§ EXTRACT TO READ:
Support for code migration
can also help improve performance by exploiting parallelism, but without the usual
intricacies related to parallel programming. A typical example is searching for
information in the Web. It is relatively simple to implement a search query in
the form of a small mobile program, called a mobile agent, that moves from site
to site. By making several copies of such a program, and sending each off to
different sites, we may be able to achieve a linear speedup compared to using
just a single program instance.
Besides improving
performance, there are other reasons for supporting code migration as well. The
most important one is that of flexibility. The traditional approach to building
distributed applications is to partition the application into different parts,
and decide in advance where each part should be executed. This approach, for example,
has led to the different multitiered client-server applications discussed in
Chap. 2.

§ WHAT YOU HAVE TO DO:
In the passage on code migration, rewrite the stretch from "Support for code" through "single program instance.", switching "mobile agent" to "migrating agent". The data plays no part in this.

§ RECORD SET:
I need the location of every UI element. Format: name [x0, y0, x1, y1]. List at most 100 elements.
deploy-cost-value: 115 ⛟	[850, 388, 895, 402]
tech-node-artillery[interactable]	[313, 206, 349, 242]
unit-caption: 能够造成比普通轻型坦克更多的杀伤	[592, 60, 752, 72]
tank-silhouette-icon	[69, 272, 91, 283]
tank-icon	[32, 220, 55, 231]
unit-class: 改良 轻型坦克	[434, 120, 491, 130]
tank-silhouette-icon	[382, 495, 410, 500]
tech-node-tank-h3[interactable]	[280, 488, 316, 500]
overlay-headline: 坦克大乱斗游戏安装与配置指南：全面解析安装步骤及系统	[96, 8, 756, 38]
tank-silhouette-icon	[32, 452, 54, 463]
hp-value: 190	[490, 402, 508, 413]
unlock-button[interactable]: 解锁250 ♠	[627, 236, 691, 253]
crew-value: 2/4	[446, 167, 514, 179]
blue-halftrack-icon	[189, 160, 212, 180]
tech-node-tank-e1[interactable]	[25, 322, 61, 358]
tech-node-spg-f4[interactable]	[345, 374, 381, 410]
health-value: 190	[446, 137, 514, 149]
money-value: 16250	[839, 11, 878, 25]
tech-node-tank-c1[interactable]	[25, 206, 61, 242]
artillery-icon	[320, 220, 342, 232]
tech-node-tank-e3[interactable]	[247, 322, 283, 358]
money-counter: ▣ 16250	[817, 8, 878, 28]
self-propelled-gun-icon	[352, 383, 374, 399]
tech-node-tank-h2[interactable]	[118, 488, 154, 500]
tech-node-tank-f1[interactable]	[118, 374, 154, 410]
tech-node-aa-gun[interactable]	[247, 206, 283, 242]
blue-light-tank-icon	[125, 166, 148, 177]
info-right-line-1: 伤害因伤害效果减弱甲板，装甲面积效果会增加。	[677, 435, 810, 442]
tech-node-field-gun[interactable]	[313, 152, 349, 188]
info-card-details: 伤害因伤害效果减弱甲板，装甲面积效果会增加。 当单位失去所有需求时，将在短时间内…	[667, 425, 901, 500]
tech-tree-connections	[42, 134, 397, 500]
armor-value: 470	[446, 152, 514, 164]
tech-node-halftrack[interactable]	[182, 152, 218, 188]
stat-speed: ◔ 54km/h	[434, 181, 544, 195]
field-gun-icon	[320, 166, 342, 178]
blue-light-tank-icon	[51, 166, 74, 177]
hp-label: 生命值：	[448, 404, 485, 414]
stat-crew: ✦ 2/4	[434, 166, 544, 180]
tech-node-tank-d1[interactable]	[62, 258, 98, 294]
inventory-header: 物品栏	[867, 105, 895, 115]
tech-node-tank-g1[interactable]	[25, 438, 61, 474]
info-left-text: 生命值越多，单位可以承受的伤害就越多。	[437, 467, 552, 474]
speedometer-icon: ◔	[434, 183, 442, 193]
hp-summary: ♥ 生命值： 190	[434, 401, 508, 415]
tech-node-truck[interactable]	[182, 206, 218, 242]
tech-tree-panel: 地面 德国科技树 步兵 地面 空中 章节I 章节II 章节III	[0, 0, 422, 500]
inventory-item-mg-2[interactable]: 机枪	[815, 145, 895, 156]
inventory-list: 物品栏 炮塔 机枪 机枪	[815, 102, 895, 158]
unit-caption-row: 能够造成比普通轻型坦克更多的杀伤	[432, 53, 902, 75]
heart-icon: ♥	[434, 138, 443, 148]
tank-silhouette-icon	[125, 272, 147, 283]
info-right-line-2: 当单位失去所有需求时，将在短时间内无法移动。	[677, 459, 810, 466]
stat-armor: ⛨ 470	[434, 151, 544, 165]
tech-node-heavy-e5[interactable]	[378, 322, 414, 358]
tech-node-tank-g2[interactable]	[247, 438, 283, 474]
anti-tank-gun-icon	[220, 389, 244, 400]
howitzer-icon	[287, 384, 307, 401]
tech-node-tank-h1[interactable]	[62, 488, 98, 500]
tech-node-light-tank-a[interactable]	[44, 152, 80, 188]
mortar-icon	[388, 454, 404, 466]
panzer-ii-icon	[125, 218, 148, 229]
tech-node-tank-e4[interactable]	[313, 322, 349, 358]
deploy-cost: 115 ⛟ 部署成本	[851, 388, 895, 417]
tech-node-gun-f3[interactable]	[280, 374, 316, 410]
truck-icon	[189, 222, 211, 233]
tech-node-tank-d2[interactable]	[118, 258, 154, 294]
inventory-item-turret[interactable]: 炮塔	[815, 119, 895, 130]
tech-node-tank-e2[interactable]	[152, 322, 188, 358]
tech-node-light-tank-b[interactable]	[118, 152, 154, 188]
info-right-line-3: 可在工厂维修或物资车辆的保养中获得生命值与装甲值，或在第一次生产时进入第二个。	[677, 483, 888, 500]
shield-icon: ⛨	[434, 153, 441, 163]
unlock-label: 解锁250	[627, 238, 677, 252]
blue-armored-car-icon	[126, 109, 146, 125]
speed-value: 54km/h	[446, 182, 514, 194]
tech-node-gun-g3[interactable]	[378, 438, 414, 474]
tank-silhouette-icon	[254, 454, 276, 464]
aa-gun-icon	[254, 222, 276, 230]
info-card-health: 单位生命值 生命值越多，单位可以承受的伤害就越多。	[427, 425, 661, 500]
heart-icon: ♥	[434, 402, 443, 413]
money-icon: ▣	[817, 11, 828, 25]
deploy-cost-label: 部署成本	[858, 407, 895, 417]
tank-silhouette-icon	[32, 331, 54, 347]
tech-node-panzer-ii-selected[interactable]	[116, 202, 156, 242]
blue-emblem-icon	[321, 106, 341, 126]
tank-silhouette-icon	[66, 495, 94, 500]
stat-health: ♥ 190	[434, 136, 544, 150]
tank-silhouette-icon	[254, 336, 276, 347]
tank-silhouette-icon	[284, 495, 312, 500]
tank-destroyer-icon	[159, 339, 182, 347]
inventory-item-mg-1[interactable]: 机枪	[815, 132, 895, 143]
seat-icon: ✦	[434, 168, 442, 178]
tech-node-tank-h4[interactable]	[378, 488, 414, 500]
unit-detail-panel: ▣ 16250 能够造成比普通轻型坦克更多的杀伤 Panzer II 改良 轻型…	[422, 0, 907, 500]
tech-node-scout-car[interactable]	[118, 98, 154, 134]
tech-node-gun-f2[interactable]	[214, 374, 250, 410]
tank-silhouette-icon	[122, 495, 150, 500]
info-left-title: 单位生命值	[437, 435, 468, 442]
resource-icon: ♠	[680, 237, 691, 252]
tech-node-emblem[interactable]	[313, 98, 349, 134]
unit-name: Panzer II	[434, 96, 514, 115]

§ SOLUTION FOR THIS EXERCISE:
Support for code migration
can also help improve performance by exploiting parallelism, but without the usual
intricacies related to parallel programming. A typical example is searching for
information in the Web. It is relatively simple to implement a search query in
the form of a small mobile program, called a migrating agent, that moves from site
to site. By making several copies of such a program, and sending each off to
different sites, we may be able to achieve a linear speedup compared to using
just a single program instance.